:: Listed records

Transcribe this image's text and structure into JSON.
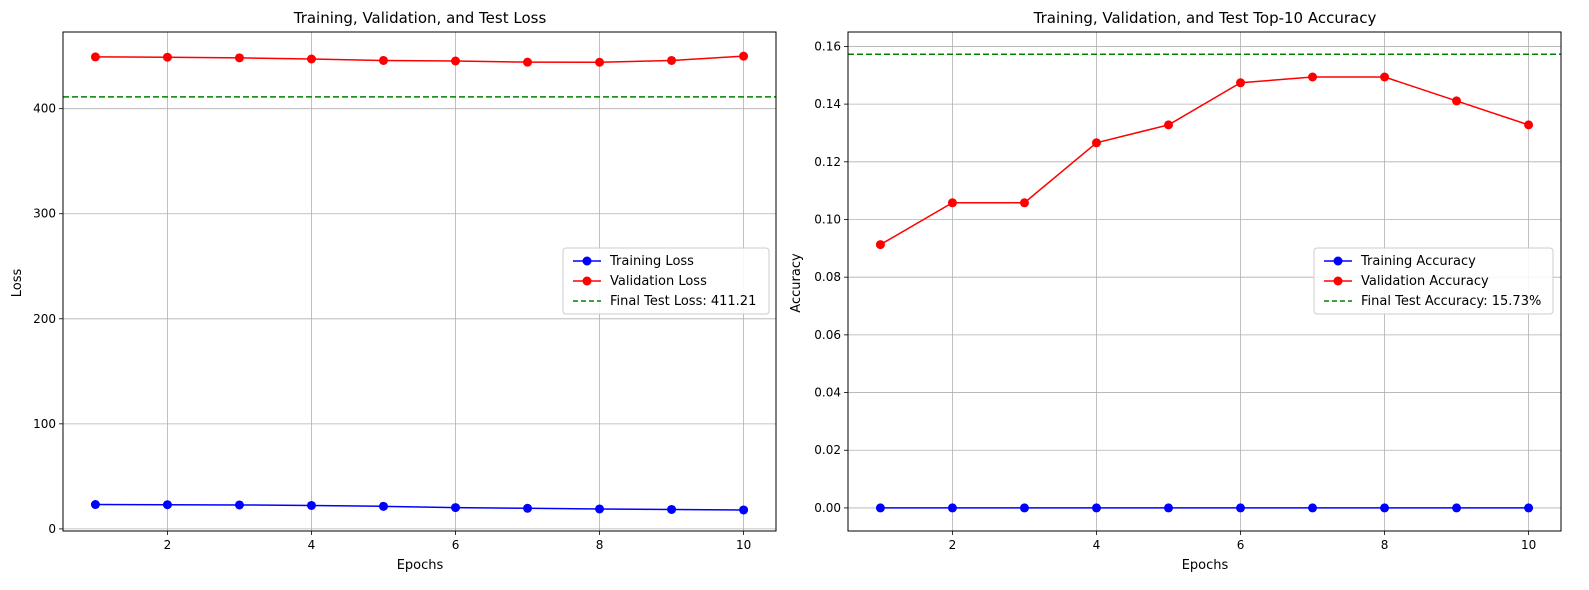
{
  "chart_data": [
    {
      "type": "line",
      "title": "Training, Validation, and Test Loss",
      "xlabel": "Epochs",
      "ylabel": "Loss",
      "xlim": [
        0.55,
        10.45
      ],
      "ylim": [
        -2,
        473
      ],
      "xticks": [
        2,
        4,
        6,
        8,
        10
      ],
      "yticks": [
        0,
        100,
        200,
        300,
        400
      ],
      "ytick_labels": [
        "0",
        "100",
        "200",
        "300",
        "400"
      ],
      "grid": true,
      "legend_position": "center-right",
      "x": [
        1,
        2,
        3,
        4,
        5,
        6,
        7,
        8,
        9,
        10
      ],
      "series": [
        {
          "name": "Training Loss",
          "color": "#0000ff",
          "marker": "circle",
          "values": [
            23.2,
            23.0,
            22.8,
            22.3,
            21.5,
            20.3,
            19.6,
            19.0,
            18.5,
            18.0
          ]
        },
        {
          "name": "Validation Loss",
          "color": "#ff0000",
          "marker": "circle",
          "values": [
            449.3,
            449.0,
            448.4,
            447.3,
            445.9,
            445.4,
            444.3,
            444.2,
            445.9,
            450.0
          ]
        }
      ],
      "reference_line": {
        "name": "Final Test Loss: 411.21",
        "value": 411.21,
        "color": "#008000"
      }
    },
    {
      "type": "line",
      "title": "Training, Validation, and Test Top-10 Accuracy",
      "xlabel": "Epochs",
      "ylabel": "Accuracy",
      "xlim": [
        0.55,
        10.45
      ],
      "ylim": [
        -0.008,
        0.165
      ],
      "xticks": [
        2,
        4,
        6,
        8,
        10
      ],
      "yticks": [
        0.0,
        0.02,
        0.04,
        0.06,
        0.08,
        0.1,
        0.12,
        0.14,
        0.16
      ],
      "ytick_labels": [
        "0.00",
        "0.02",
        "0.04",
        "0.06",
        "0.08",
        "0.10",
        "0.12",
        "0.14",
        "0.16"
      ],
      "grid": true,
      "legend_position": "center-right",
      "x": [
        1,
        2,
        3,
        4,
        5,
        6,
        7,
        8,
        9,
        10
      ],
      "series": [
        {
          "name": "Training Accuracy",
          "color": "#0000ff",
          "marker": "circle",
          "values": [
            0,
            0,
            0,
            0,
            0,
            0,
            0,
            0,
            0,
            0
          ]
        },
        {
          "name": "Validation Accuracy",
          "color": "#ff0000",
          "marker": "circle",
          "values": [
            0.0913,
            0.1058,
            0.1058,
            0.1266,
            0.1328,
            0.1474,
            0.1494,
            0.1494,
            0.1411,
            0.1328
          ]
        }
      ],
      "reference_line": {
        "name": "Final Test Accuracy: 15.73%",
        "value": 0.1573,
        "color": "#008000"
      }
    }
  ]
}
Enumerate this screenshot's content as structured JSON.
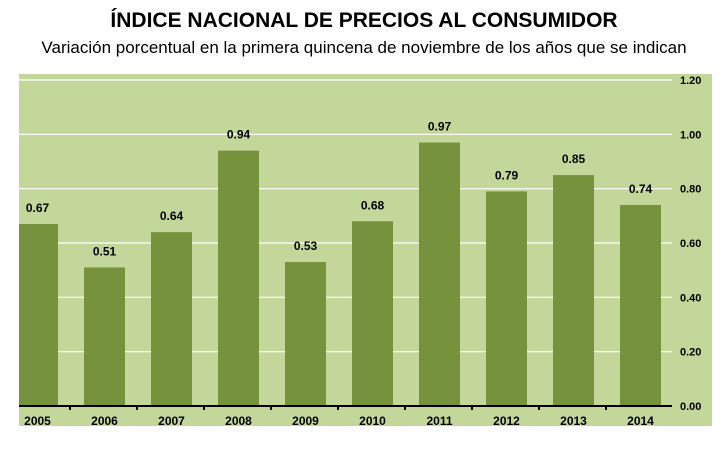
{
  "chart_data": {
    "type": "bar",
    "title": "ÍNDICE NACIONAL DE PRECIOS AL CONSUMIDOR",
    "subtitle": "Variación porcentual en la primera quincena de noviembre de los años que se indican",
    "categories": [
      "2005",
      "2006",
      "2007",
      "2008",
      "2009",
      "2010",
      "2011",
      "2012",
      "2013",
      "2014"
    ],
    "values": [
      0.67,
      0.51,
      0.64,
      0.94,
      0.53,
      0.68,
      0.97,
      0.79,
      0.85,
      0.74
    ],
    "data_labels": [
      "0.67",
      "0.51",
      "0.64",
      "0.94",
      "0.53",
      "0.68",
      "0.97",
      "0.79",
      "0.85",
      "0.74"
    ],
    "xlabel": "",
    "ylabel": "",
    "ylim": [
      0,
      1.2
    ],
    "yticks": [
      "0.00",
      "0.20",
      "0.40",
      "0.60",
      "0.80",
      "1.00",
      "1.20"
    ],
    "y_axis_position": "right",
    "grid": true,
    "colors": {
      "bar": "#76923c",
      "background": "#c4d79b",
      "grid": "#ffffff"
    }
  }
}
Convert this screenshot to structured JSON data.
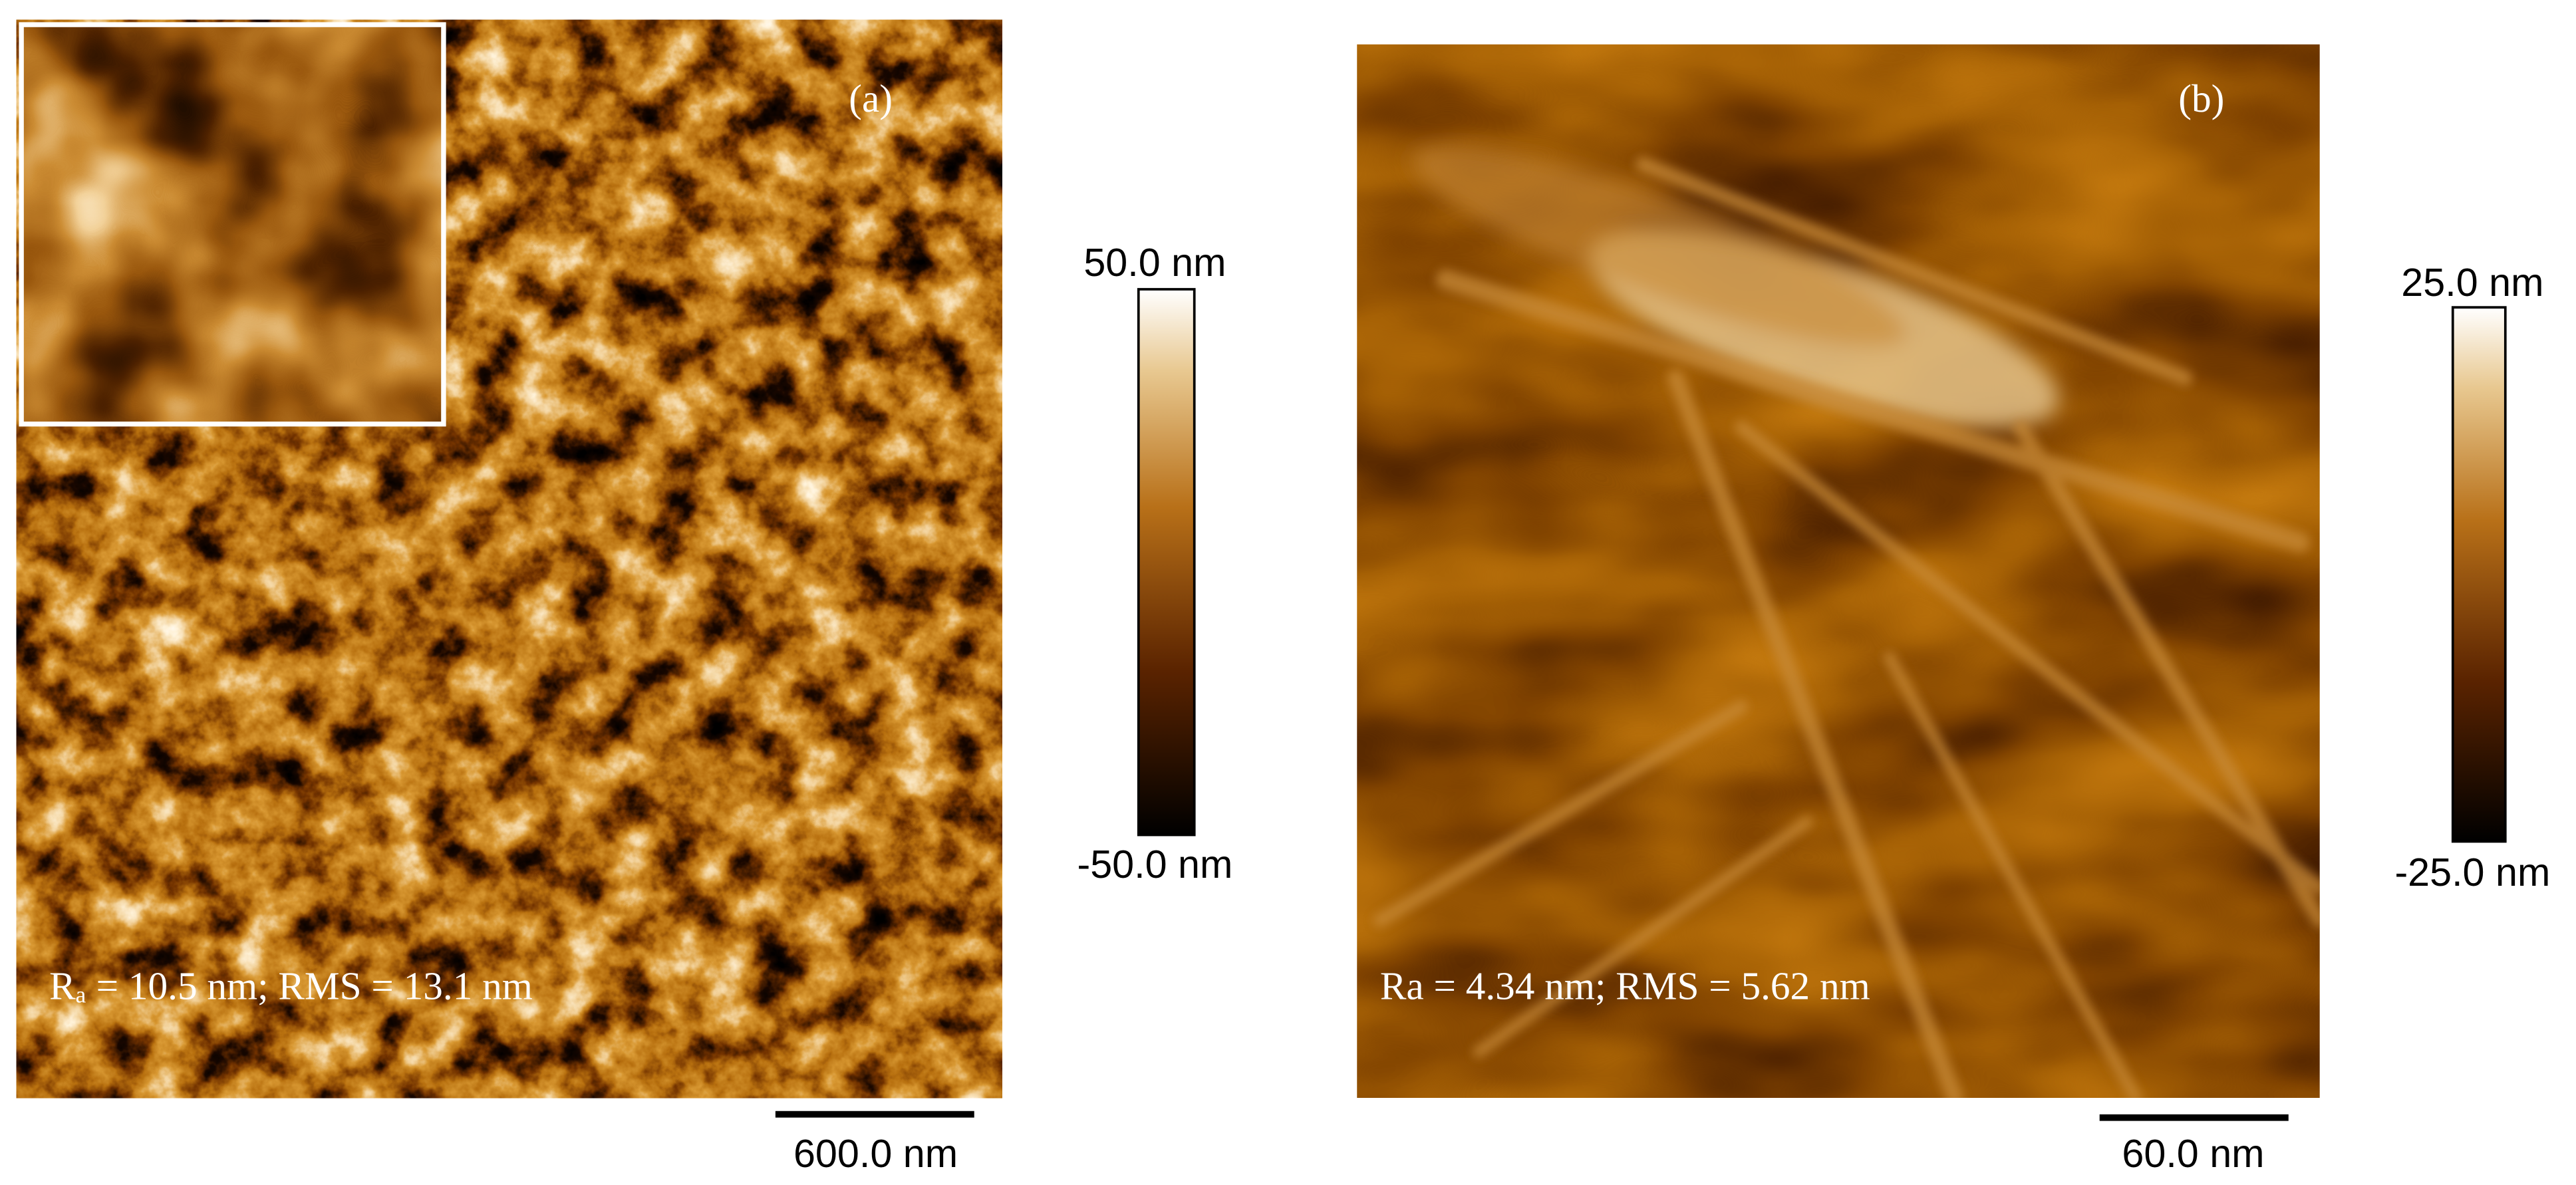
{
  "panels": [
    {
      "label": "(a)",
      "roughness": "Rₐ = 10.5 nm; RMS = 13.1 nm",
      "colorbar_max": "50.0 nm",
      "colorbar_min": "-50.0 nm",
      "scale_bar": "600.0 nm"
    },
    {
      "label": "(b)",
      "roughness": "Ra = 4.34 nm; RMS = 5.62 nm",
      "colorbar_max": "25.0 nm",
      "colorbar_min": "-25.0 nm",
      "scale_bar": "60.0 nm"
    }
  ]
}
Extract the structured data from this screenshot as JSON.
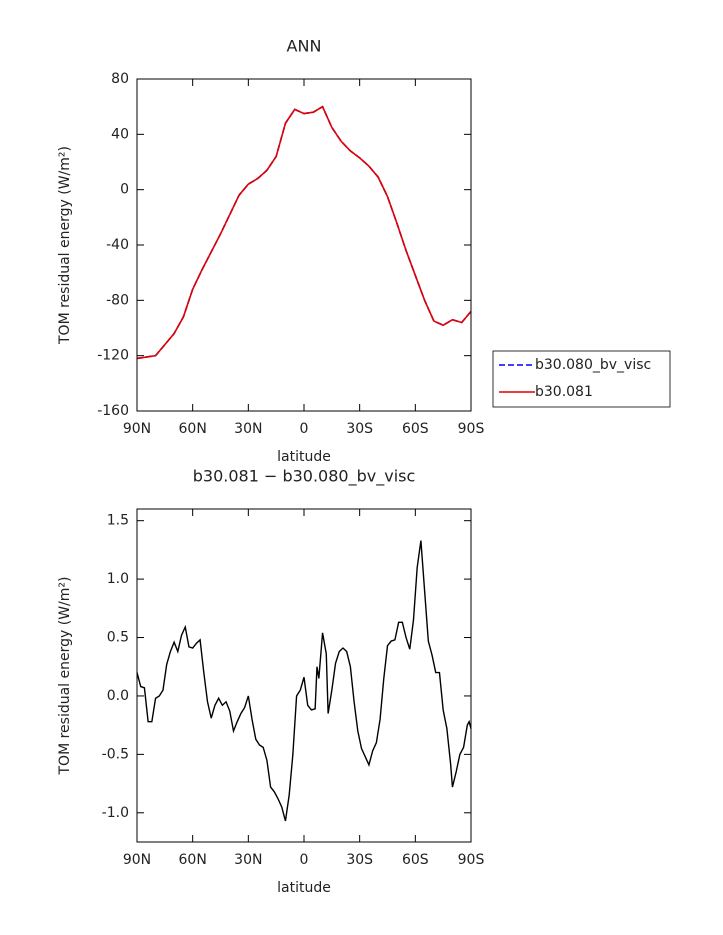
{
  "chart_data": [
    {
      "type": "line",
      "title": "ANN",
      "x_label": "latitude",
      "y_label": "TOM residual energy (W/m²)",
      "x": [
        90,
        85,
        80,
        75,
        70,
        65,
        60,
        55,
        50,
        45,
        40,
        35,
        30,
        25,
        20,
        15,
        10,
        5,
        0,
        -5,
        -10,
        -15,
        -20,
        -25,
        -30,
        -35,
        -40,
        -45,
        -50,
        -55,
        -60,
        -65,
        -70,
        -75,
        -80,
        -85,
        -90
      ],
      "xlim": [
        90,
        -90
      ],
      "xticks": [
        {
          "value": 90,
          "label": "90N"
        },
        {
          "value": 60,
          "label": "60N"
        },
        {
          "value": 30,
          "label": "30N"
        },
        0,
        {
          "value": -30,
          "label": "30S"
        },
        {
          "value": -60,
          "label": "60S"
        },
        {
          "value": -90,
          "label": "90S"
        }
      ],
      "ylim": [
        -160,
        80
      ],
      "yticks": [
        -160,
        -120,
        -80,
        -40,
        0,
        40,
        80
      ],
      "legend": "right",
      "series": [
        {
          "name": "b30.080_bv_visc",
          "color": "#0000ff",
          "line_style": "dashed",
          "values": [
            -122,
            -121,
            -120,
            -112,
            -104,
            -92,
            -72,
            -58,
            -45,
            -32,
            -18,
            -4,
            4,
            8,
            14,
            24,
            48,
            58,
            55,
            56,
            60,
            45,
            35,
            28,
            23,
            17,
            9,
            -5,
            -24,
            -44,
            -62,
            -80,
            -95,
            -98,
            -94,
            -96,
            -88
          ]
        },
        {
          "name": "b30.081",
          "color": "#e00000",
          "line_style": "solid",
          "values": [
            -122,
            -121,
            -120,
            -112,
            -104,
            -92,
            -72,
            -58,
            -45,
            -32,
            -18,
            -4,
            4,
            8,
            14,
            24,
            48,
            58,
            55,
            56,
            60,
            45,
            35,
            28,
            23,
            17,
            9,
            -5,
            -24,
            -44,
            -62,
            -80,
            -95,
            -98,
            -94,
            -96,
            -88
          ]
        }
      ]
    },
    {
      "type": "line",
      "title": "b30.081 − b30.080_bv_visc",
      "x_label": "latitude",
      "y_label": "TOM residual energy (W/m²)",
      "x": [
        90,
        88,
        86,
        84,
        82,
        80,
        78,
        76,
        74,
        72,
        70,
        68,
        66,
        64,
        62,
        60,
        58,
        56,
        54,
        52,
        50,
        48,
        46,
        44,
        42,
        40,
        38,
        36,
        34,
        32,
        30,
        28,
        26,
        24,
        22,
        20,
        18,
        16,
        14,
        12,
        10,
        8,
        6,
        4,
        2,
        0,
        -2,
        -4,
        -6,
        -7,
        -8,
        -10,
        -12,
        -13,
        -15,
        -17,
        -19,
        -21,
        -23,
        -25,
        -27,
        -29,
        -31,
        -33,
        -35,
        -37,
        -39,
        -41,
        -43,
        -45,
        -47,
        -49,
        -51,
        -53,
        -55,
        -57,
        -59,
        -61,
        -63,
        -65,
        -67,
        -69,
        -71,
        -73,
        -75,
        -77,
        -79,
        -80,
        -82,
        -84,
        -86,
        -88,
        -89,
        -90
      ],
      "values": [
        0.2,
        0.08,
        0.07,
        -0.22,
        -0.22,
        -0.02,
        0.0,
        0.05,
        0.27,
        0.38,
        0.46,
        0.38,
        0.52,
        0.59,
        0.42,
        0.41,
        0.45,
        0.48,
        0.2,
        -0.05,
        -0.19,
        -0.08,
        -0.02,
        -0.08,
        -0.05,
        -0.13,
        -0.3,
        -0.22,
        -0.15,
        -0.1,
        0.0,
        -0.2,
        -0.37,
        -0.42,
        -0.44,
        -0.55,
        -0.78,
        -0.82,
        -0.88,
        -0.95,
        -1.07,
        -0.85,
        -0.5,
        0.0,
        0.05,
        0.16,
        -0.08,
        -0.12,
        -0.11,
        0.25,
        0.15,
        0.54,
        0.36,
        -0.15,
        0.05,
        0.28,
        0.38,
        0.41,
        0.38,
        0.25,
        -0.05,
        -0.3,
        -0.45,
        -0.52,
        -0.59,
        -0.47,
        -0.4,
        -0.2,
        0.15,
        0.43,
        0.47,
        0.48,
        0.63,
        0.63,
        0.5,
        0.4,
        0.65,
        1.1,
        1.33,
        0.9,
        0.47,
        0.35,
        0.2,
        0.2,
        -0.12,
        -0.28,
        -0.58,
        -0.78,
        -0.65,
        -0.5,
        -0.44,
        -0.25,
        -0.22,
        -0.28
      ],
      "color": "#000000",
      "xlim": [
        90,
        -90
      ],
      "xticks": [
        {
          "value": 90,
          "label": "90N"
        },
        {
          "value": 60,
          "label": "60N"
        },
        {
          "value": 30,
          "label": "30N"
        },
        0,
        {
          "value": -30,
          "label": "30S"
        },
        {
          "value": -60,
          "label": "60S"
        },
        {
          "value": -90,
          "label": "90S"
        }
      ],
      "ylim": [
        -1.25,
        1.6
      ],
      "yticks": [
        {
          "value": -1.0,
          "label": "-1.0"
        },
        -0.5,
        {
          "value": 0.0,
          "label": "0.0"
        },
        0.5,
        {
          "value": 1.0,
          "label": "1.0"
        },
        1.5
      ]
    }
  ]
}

::::

> **Exercise instructions**: Select every line in the material above where the string "Validation" occurs, and copy it.

> **Finished task**:
      "title": "Training, Validation, and Test Loss",
          "name": "Validation Loss",
      "title": "Training, Validation, and Test Top-10 Accuracy",
          "name": "Validation Accuracy",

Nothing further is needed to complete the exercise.